• _EXERCISE MATERIALS_
<<<<
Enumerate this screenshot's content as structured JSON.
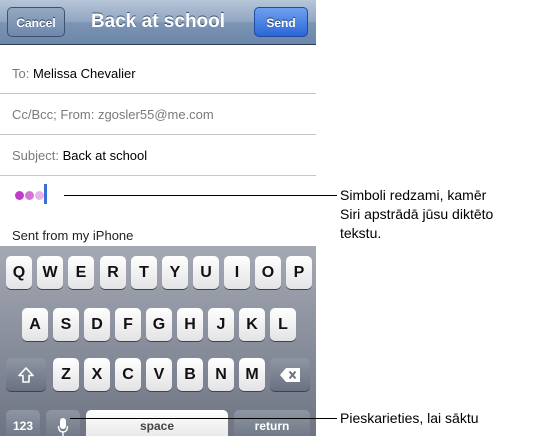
{
  "nav": {
    "title": "Back at school",
    "cancel_label": "Cancel",
    "send_label": "Send"
  },
  "fields": {
    "to_label": "To:",
    "to_value": "Melissa Chevalier",
    "cc_text": "Cc/Bcc; From: zgosler55@me.com",
    "subject_label": "Subject:",
    "subject_value": "Back at school"
  },
  "body": {
    "signature": "Sent from my iPhone",
    "dot_colors": [
      "#c33cc9",
      "#d277d6",
      "#e7b3ea"
    ]
  },
  "keyboard": {
    "row1": [
      "Q",
      "W",
      "E",
      "R",
      "T",
      "Y",
      "U",
      "I",
      "O",
      "P"
    ],
    "row2": [
      "A",
      "S",
      "D",
      "F",
      "G",
      "H",
      "J",
      "K",
      "L"
    ],
    "row3": [
      "Z",
      "X",
      "C",
      "V",
      "B",
      "N",
      "M"
    ],
    "numbers_label": "123",
    "space_label": "space",
    "return_label": "return",
    "shift_icon": "shift-icon",
    "delete_icon": "delete-icon",
    "mic_icon": "microphone-icon"
  },
  "callouts": {
    "dots": [
      "Simboli redzami, kamēr",
      "Siri apstrādā jūsu diktēto",
      "tekstu."
    ],
    "mic": "Pieskarieties, lai sāktu"
  }
}
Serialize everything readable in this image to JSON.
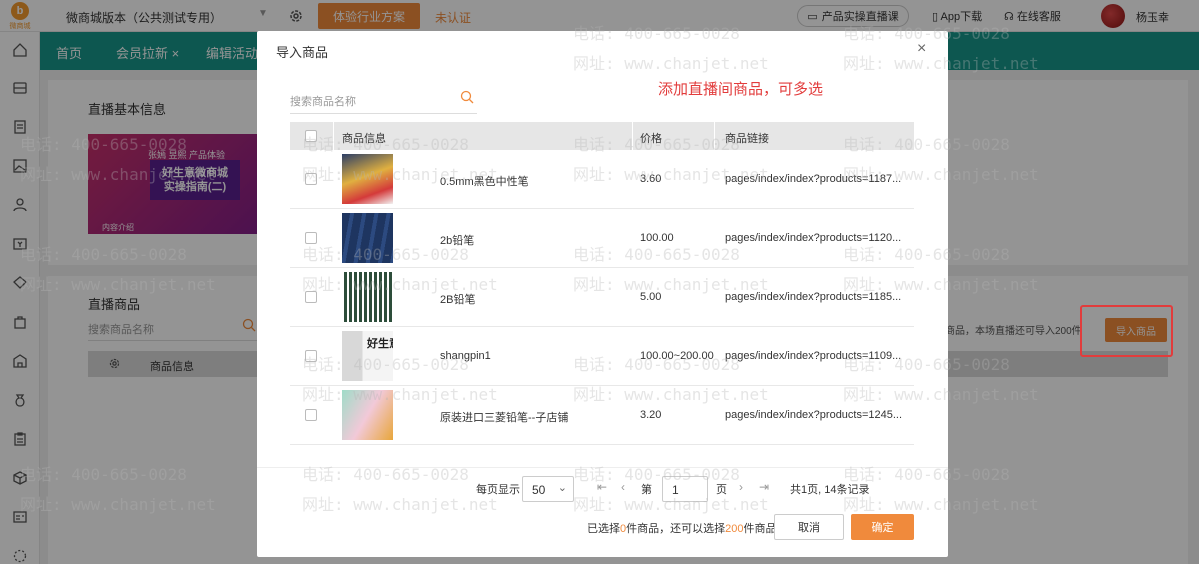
{
  "topbar": {
    "logo_text": "微商城",
    "app_title": "微商城版本（公共测试专用）",
    "trial_button": "体验行业方案",
    "unverified": "未认证",
    "live_course": "产品实操直播课",
    "app_download": "App下载",
    "online_service": "在线客服",
    "username": "杨玉幸"
  },
  "nav": {
    "tabs": [
      {
        "label": "首页"
      },
      {
        "label": "会员拉新 ×"
      },
      {
        "label": "编辑活动"
      }
    ]
  },
  "page": {
    "basic_info_title": "直播基本信息",
    "banner_line1": "张嫣 昱熙 产品体验",
    "banner_line2": "好生意微商城",
    "banner_line3": "实操指南(二)",
    "banner_footer": "内容介绍",
    "live_products_title": "直播商品",
    "search_placeholder": "搜索商品名称",
    "table_header_info": "商品信息",
    "import_hint": "件商品，本场直播还可导入200件",
    "import_button": "导入商品"
  },
  "modal": {
    "title": "导入商品",
    "close": "×",
    "annotation": "添加直播间商品，可多选",
    "search_placeholder": "搜索商品名称",
    "columns": {
      "info": "商品信息",
      "price": "价格",
      "link": "商品链接"
    },
    "rows": [
      {
        "name": "0.5mm黑色中性笔",
        "price": "3.60",
        "link": "pages/index/index?products=1187..."
      },
      {
        "name": "2b铅笔",
        "price": "100.00",
        "link": "pages/index/index?products=1120..."
      },
      {
        "name": "2B铅笔",
        "price": "5.00",
        "link": "pages/index/index?products=1185..."
      },
      {
        "name": "shangpin1",
        "price": "100.00~200.00",
        "link": "pages/index/index?products=1109...",
        "thumb_text": "好生意"
      },
      {
        "name": "原装进口三菱铅笔--子店铺",
        "price": "3.20",
        "link": "pages/index/index?products=1245..."
      }
    ],
    "pager": {
      "per_page_label": "每页显示",
      "per_page": "50",
      "page_prefix": "第",
      "page": "1",
      "page_suffix": "页",
      "total": "共1页, 14条记录"
    },
    "footer": {
      "selected_prefix": "已选择",
      "selected_count": "0",
      "selected_mid": "件商品，还可以选择",
      "remaining": "200",
      "selected_suffix": "件商品",
      "cancel": "取消",
      "confirm": "确定"
    }
  },
  "watermark": {
    "phone": "电话: 400-665-0028",
    "site": "网址: www.chanjet.net"
  },
  "colors": {
    "teal": "#17968b",
    "orange": "#f08a3c",
    "red": "#e23c3c"
  }
}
>>>>
Quote the entries in full. Any image among them is to be omitted from the copy.

Enumerate this screenshot's content as structured JSON.
{
  "nav": {
    "title": "Back at school",
    "cancel_label": "Cancel",
    "send_label": "Send"
  },
  "fields": {
    "to_label": "To:",
    "to_value": "Melissa Chevalier",
    "cc_text": "Cc/Bcc; From: zgosler55@me.com",
    "subject_label": "Subject:",
    "subject_value": "Back at school"
  },
  "body": {
    "signature": "Sent from my iPhone",
    "dot_colors": [
      "#c33cc9",
      "#d277d6",
      "#e7b3ea"
    ]
  },
  "keyboard": {
    "row1": [
      "Q",
      "W",
      "E",
      "R",
      "T",
      "Y",
      "U",
      "I",
      "O",
      "P"
    ],
    "row2": [
      "A",
      "S",
      "D",
      "F",
      "G",
      "H",
      "J",
      "K",
      "L"
    ],
    "row3": [
      "Z",
      "X",
      "C",
      "V",
      "B",
      "N",
      "M"
    ],
    "numbers_label": "123",
    "space_label": "space",
    "return_label": "return",
    "shift_icon": "shift-icon",
    "delete_icon": "delete-icon",
    "mic_icon": "microphone-icon"
  },
  "callouts": {
    "dots": [
      "Simboli redzami, kamēr",
      "Siri apstrādā jūsu diktēto",
      "tekstu."
    ],
    "mic": "Pieskarieties, lai sāktu"
  }
}
Serialize everything readable in this image to JSON.
{
  "topbar": {
    "logo_text": "微商城",
    "app_title": "微商城版本（公共测试专用）",
    "trial_button": "体验行业方案",
    "unverified": "未认证",
    "live_course": "产品实操直播课",
    "app_download": "App下载",
    "online_service": "在线客服",
    "username": "杨玉幸"
  },
  "nav": {
    "tabs": [
      {
        "label": "首页"
      },
      {
        "label": "会员拉新 ×"
      },
      {
        "label": "编辑活动"
      }
    ]
  },
  "page": {
    "basic_info_title": "直播基本信息",
    "banner_line1": "张嫣 昱熙 产品体验",
    "banner_line2": "好生意微商城",
    "banner_line3": "实操指南(二)",
    "banner_footer": "内容介绍",
    "live_products_title": "直播商品",
    "search_placeholder": "搜索商品名称",
    "table_header_info": "商品信息",
    "import_hint": "件商品，本场直播还可导入200件",
    "import_button": "导入商品"
  },
  "modal": {
    "title": "导入商品",
    "close": "×",
    "annotation": "添加直播间商品，可多选",
    "search_placeholder": "搜索商品名称",
    "columns": {
      "info": "商品信息",
      "price": "价格",
      "link": "商品链接"
    },
    "rows": [
      {
        "name": "0.5mm黑色中性笔",
        "price": "3.60",
        "link": "pages/index/index?products=1187..."
      },
      {
        "name": "2b铅笔",
        "price": "100.00",
        "link": "pages/index/index?products=1120..."
      },
      {
        "name": "2B铅笔",
        "price": "5.00",
        "link": "pages/index/index?products=1185..."
      },
      {
        "name": "shangpin1",
        "price": "100.00~200.00",
        "link": "pages/index/index?products=1109...",
        "thumb_text": "好生意"
      },
      {
        "name": "原装进口三菱铅笔--子店铺",
        "price": "3.20",
        "link": "pages/index/index?products=1245..."
      }
    ],
    "pager": {
      "per_page_label": "每页显示",
      "per_page": "50",
      "page_prefix": "第",
      "page": "1",
      "page_suffix": "页",
      "total": "共1页, 14条记录"
    },
    "footer": {
      "selected_prefix": "已选择",
      "selected_count": "0",
      "selected_mid": "件商品，还可以选择",
      "remaining": "200",
      "selected_suffix": "件商品",
      "cancel": "取消",
      "confirm": "确定"
    }
  },
  "watermark": {
    "phone": "电话: 400-665-0028",
    "site": "网址: www.chanjet.net"
  },
  "colors": {
    "teal": "#17968b",
    "orange": "#f08a3c",
    "red": "#e23c3c"
  }
}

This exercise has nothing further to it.